Would you like a phone call from your mother? I remember the days after my mother passed away. When I couldn’t remember a recipe or when an extended family member’s birthday was, I would pick up the phone to call her and then realize with sadness, I’d never be able to ask those trivial questions or the more difficult ones I never had a chance to ask.
Her Difficulties
My mother was a conundrum to me, especially during my growing up years. For 18 years, I watched my mother struggle with manic depression, anxiety, agoraphobia and many other issues. As a child all I knew about my mother’s struggles were what I saw daily. She had high highs and low lows. She was frightened in big crowds. And she loved Jesus and us.
The fact she loved my brother, sister and me was a given, but the other issues tended to invade my mind at odd times and make me doubt everything in my life. It was difficult for me to process what was happening with her. My dad said she was “sick.” It was his way of explaining things to us. I knew she wasn’t sick like with a stomach ache, but some kind of other sickness that eluded me. I just wanted God to heal her. That was my first and most consistent prayer.
The Phone Call
The first year I was at college, 400 miles away, I got a phone call. To hear my mother on the other end of the line caused alarm bells to go off inside me. I knew from talking with my Dad that she still had not been out of the house in going on two years. She rarely spoke to me on the phone because of her severe depression. I didn’t know what to think when I heard her voice.
I’d been away from home for about four months. I never thought I’d miss home. I wanted, like most teenagers do, to get out on my own and explore college life. After the first month, though, home sickness hit. I wanted to go home, but without a car and money the journey was impossible until Christmas.
“How are you, Mom?” I cautiously asked.
“I feel wonderful,” she answered in a calm voice.
“Really?” I had heard this before. She seemed to be swinging back from depression and yet, there was not the hysteria of her episodes in the past. “Tell me what happened.”
Fit Your Life Into the Bible
It was then that she told me the story that changed my life. What she told me impacted me then and even today colors my view of my mother and of God. After that one phone call, I knew my life would never be the same again.
A friend had called and asked her to go to a meeting. The amazing thing was that she agreed to go. At the meeting, a man was speaking about emotional illness. At the end he said God was going to touch three people. He asked those three to stand.
My anxiety-ridden, depressed, agoraphobic mother stood! He spoke individually to each one giving them God’s plan for their freedom.

## Dataset excerpts

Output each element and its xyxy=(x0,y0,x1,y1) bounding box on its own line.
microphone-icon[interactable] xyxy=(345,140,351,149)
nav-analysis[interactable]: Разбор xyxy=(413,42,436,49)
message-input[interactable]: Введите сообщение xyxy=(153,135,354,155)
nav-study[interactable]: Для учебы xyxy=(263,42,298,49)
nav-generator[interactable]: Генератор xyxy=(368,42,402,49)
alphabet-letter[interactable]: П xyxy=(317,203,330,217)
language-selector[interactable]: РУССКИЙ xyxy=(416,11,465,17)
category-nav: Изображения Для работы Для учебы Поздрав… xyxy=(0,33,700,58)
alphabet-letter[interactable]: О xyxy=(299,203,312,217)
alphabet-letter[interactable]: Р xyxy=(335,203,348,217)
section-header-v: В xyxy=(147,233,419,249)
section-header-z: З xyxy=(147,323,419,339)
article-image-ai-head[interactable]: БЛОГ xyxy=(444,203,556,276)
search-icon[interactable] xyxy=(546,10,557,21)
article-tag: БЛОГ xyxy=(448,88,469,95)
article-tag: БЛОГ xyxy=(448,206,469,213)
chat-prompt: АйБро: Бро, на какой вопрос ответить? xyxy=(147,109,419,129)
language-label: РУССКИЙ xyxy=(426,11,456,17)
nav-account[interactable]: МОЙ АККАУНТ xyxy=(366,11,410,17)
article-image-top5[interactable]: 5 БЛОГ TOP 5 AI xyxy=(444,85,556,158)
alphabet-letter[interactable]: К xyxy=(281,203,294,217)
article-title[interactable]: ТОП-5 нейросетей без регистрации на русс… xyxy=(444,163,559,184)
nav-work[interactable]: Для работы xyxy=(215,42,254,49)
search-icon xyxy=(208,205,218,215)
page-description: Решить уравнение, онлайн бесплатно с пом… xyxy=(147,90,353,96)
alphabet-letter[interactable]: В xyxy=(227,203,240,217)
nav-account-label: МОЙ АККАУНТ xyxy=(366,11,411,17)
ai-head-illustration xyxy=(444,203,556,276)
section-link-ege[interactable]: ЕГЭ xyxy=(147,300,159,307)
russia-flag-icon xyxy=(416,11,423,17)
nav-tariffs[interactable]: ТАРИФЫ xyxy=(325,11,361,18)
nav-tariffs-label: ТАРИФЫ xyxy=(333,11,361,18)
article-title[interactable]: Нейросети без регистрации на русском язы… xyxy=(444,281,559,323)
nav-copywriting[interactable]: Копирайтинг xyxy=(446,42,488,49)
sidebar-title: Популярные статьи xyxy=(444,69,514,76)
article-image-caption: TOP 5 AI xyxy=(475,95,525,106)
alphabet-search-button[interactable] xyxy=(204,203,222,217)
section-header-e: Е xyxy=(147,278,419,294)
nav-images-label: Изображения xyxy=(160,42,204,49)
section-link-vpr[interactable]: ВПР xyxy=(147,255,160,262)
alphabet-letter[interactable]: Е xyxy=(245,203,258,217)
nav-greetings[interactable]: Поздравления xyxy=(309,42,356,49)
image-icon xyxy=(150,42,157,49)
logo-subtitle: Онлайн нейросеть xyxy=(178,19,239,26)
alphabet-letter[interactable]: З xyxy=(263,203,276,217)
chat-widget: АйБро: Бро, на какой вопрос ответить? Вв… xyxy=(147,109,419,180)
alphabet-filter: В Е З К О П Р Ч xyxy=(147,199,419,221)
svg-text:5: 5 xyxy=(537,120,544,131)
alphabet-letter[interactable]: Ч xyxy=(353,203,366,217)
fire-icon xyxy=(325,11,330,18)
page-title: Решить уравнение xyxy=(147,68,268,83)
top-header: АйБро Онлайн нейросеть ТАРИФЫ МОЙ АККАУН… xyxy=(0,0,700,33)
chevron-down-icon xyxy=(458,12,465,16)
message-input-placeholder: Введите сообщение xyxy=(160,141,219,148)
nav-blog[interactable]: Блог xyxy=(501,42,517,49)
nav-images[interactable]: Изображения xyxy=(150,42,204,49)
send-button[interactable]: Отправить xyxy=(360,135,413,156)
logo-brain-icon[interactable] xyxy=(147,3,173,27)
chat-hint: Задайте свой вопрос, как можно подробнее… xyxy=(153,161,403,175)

## Task instructions
1. In the piece about the phone call from the writer's mother, how far from home was the college the writer attended that first year?
2. Continue the piece about the phone call from the writer's mother, starting after its last sentence.

## Answers in order
1. 400 miles away.

2.
Mom was talking nonstop and I was standing in my dorm room with my mouth hanging open, “When he got to me, the preacher said, ‘God is going to touch you today and start you on your healing journey. You have been trying to fit the Bible into your life. You need to fit your life into the Bible. Don’t look for passages in the Scripture to justify what you want to do. Do what the Bible tells you to do.'”
“What did you think of what he said?”
“As soon as he spoke those words, I knew they were for me. I knew I had been doing that. How did he know I’d search the Bible to justify what I wanted to do? It’s not going to be easy, but at least now I have a plan of action and I know now God has the power to help me get well.”
“What are you going to do?”
“I’m going to hang on to Jesus just as tight as I can.”
Holding On to Jesus
And so, she began her journey, tapping into the Word of God and hanging on to the very presence of Jesus in her life. She joined Dad for prayer times and Bible reading every morning and night. She focused on others instead of herself. She became a loving and caring wife and mother and then, grandmother.
I had all but given up hope that God could help my mother. I began to believe He couldn’t answer that specific prayer and that my mother’s struggles were bigger than God. Mom and God showed me differently.
I saw Jesus work in her life and I saw her let Him. Still, I had never wanted to have problems like her. I never wanted to be what I thought was crazy or insane. Fast forward 30 years. I’m sitting in a group listening to a mentor tell his story of overcoming alcohol addiction, another thing that was crazy insane in my book. Out of the blue he says, “Alcohol is one molecule away from sugar. Alcohol is liquid sugar.”
My Insanity
Like a magnet, the pieces of my life seemed to snap in place. I am insane. I have been using sugar to medicate my emotions so I wouldn’t be like my mother. At 430 pounds and a time limit of five years to live declared by a doctor, I was acting like a crazy person.